• DATASET:
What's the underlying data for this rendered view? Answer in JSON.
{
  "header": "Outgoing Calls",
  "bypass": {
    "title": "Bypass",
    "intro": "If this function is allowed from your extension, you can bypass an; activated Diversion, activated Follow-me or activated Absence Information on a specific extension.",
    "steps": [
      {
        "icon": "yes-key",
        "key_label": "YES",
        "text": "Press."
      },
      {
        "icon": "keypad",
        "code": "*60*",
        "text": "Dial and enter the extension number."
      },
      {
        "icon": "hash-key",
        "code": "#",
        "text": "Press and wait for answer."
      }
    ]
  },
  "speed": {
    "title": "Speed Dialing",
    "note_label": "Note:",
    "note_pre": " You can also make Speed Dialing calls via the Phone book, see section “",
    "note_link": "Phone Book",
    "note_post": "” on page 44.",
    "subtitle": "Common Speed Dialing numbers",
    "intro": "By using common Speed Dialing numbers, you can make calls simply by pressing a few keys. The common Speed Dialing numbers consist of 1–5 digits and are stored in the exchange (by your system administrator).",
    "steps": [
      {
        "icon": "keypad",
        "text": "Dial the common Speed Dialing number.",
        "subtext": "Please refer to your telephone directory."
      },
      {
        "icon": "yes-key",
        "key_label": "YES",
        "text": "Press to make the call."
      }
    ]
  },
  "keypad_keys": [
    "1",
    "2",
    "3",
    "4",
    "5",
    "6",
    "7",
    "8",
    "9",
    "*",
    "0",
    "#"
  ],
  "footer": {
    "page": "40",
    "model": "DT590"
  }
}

• TASK DESCRIPTION:
Return all the data above once more, precisely as given.

• COMPLETE OUTPUT:
What's the underlying data for this rendered view? Answer in JSON.
{
  "header": "Outgoing Calls",
  "bypass": {
    "title": "Bypass",
    "intro": "If this function is allowed from your extension, you can bypass an; activated Diversion, activated Follow-me or activated Absence Information on a specific extension.",
    "steps": [
      {
        "icon": "yes-key",
        "key_label": "YES",
        "text": "Press."
      },
      {
        "icon": "keypad",
        "code": "*60*",
        "text": "Dial and enter the extension number."
      },
      {
        "icon": "hash-key",
        "code": "#",
        "text": "Press and wait for answer."
      }
    ]
  },
  "speed": {
    "title": "Speed Dialing",
    "note_label": "Note:",
    "note_pre": " You can also make Speed Dialing calls via the Phone book, see section “",
    "note_link": "Phone Book",
    "note_post": "” on page 44.",
    "subtitle": "Common Speed Dialing numbers",
    "intro": "By using common Speed Dialing numbers, you can make calls simply by pressing a few keys. The common Speed Dialing numbers consist of 1–5 digits and are stored in the exchange (by your system administrator).",
    "steps": [
      {
        "icon": "keypad",
        "text": "Dial the common Speed Dialing number.",
        "subtext": "Please refer to your telephone directory."
      },
      {
        "icon": "yes-key",
        "key_label": "YES",
        "text": "Press to make the call."
      }
    ]
  },
  "keypad_keys": [
    "1",
    "2",
    "3",
    "4",
    "5",
    "6",
    "7",
    "8",
    "9",
    "*",
    "0",
    "#"
  ],
  "footer": {
    "page": "40",
    "model": "DT590"
  }
}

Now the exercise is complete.